> **GIVEN TASK**:
Show each line from the listing that includes the word "icon".

::::::::

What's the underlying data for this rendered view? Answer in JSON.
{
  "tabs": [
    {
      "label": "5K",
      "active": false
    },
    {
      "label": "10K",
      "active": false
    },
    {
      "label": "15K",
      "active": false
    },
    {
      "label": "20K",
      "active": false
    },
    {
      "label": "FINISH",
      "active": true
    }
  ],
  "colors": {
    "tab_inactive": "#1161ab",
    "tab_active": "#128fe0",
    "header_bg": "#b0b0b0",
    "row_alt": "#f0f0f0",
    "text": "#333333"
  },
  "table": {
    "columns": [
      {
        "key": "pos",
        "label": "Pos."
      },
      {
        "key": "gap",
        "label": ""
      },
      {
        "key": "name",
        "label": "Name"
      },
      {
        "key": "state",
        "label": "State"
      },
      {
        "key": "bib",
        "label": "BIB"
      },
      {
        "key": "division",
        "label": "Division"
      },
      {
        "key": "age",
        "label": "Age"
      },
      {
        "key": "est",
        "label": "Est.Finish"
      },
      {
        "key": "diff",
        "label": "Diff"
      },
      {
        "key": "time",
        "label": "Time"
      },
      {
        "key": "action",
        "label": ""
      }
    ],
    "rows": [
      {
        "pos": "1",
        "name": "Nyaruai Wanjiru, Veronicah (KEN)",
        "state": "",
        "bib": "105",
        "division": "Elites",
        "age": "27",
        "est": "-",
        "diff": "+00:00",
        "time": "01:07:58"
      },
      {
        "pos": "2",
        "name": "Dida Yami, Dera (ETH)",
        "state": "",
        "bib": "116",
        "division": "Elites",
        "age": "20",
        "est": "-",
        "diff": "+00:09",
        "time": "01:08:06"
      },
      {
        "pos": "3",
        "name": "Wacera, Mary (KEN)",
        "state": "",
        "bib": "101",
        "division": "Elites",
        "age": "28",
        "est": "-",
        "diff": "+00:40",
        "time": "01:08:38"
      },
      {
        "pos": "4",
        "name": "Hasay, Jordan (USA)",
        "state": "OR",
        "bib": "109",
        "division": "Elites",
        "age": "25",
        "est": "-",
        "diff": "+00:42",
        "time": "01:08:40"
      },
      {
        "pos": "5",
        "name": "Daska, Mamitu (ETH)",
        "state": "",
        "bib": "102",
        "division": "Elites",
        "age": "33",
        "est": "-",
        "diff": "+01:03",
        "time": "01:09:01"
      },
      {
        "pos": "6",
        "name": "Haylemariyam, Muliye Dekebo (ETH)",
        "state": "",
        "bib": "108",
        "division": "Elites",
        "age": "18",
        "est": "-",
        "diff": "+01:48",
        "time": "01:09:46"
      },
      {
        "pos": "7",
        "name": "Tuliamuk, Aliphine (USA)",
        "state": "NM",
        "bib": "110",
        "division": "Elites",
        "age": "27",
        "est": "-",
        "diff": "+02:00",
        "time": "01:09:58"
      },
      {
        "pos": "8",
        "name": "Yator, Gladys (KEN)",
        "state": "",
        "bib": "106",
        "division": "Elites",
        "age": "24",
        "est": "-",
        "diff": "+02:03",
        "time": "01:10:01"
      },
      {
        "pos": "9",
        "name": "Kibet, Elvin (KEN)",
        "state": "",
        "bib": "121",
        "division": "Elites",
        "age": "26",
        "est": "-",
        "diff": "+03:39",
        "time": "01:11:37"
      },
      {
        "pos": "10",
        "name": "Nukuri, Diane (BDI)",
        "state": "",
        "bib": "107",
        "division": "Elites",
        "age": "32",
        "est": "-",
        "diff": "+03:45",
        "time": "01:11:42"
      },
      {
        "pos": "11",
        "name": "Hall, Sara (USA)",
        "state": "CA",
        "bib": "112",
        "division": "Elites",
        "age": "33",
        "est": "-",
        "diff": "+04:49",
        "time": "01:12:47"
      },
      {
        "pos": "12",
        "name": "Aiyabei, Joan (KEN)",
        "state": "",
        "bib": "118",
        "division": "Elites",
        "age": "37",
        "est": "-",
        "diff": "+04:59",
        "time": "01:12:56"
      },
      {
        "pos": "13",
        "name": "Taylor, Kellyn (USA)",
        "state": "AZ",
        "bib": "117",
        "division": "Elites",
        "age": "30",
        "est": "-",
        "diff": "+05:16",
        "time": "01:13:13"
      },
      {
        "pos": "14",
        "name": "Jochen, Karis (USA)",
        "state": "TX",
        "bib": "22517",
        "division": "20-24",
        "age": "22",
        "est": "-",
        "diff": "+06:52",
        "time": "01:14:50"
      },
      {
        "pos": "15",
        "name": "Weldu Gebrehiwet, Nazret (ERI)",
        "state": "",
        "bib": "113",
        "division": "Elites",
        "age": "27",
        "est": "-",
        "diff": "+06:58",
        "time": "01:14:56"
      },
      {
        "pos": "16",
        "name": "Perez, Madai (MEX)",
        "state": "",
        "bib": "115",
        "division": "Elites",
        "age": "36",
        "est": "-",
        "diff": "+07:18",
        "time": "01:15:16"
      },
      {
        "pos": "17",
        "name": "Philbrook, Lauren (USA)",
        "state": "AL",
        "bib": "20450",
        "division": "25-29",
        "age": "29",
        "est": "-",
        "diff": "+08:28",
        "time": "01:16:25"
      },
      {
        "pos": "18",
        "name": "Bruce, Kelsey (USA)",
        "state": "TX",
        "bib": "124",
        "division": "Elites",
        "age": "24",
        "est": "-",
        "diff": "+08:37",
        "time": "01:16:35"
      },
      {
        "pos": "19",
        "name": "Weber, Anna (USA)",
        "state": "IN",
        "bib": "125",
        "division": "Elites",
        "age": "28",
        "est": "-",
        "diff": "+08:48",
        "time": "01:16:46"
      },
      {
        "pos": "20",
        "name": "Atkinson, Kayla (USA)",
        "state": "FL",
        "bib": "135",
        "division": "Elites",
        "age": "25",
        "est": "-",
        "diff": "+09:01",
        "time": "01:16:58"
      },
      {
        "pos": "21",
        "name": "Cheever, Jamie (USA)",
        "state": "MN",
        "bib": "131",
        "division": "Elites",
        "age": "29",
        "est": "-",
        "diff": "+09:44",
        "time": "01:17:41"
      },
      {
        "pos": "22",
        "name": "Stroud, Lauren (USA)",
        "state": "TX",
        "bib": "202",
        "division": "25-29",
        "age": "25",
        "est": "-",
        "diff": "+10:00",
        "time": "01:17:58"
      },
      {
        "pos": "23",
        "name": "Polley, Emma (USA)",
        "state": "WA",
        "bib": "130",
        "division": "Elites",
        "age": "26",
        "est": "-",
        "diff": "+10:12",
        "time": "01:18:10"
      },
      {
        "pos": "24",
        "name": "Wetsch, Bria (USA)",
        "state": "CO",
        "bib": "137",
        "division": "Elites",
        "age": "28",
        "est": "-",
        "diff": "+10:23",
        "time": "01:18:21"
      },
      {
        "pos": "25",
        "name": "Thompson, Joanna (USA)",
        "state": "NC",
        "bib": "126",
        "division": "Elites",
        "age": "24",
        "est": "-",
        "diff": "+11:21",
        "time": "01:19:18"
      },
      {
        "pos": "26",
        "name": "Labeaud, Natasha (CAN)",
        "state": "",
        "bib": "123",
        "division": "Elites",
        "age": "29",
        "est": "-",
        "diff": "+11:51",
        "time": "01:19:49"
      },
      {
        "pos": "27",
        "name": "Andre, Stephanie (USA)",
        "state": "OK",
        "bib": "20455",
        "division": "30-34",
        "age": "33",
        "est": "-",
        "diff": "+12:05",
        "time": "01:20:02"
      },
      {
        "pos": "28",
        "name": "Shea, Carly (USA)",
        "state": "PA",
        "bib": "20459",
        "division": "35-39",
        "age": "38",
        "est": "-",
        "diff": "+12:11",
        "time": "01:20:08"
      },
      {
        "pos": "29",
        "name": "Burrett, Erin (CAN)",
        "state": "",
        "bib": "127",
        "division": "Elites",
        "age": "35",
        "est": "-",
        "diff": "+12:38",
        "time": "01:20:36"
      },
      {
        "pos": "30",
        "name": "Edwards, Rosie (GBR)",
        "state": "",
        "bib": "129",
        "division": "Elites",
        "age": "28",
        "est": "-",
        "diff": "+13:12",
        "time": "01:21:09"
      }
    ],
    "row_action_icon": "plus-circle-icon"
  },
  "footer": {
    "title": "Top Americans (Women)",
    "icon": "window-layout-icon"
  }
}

::::::::

> **FINISHED ANSWER**:
    "row_action_icon": "plus-circle-icon"
    "icon": "window-layout-icon"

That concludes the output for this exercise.